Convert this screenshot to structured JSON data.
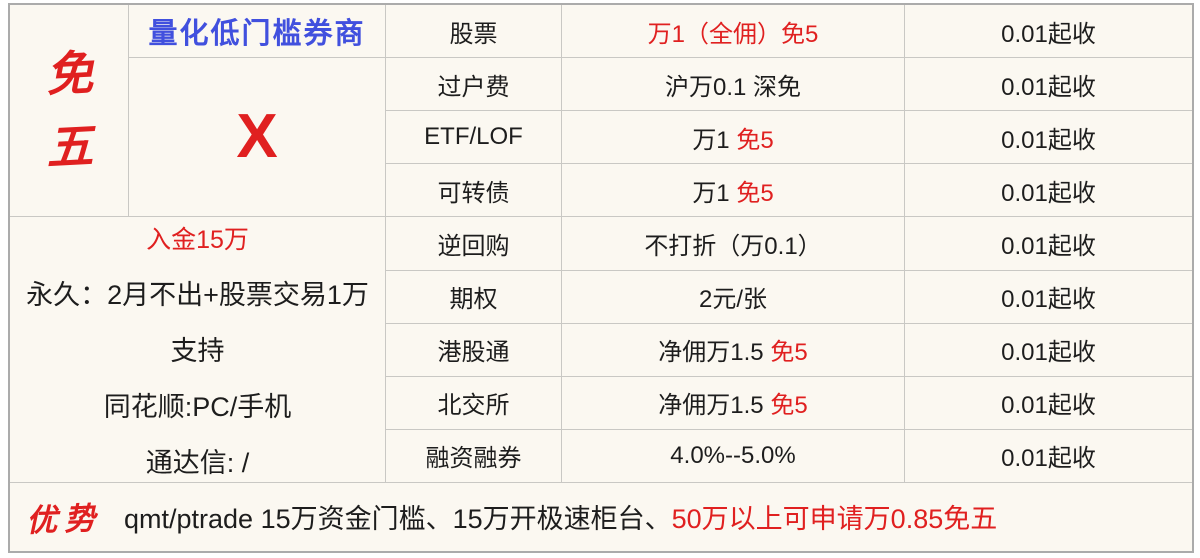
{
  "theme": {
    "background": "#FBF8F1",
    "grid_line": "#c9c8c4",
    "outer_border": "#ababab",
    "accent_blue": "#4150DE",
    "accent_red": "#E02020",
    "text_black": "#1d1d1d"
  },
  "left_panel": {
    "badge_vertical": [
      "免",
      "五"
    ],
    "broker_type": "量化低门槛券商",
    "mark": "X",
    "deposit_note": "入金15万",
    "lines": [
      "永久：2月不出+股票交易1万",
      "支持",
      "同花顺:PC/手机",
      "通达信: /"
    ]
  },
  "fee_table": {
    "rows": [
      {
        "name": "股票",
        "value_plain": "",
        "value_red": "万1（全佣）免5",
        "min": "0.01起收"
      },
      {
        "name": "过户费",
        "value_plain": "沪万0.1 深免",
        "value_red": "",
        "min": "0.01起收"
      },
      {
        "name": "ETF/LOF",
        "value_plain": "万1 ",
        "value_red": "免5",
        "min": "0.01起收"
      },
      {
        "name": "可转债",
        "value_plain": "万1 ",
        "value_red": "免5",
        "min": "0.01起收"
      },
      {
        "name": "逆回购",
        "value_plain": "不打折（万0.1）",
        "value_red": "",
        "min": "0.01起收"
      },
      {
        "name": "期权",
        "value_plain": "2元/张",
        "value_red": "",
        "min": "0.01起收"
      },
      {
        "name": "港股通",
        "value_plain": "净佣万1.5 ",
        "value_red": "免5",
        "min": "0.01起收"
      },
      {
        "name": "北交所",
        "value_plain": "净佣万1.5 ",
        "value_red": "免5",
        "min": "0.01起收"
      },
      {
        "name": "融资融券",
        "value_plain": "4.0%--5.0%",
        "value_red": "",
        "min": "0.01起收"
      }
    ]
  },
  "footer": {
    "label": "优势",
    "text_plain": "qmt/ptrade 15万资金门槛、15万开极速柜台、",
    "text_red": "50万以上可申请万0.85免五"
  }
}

====

*WHAT TO DO*
Copy the material above exactly and drop the pictures.

*COMPLETED EXERCISE*
Convert this screenshot to structured JSON data.
{
  "theme": {
    "background": "#FBF8F1",
    "grid_line": "#c9c8c4",
    "outer_border": "#ababab",
    "accent_blue": "#4150DE",
    "accent_red": "#E02020",
    "text_black": "#1d1d1d"
  },
  "left_panel": {
    "badge_vertical": [
      "免",
      "五"
    ],
    "broker_type": "量化低门槛券商",
    "mark": "X",
    "deposit_note": "入金15万",
    "lines": [
      "永久：2月不出+股票交易1万",
      "支持",
      "同花顺:PC/手机",
      "通达信: /"
    ]
  },
  "fee_table": {
    "rows": [
      {
        "name": "股票",
        "value_plain": "",
        "value_red": "万1（全佣）免5",
        "min": "0.01起收"
      },
      {
        "name": "过户费",
        "value_plain": "沪万0.1 深免",
        "value_red": "",
        "min": "0.01起收"
      },
      {
        "name": "ETF/LOF",
        "value_plain": "万1 ",
        "value_red": "免5",
        "min": "0.01起收"
      },
      {
        "name": "可转债",
        "value_plain": "万1 ",
        "value_red": "免5",
        "min": "0.01起收"
      },
      {
        "name": "逆回购",
        "value_plain": "不打折（万0.1）",
        "value_red": "",
        "min": "0.01起收"
      },
      {
        "name": "期权",
        "value_plain": "2元/张",
        "value_red": "",
        "min": "0.01起收"
      },
      {
        "name": "港股通",
        "value_plain": "净佣万1.5 ",
        "value_red": "免5",
        "min": "0.01起收"
      },
      {
        "name": "北交所",
        "value_plain": "净佣万1.5 ",
        "value_red": "免5",
        "min": "0.01起收"
      },
      {
        "name": "融资融券",
        "value_plain": "4.0%--5.0%",
        "value_red": "",
        "min": "0.01起收"
      }
    ]
  },
  "footer": {
    "label": "优势",
    "text_plain": "qmt/ptrade 15万资金门槛、15万开极速柜台、",
    "text_red": "50万以上可申请万0.85免五"
  }
}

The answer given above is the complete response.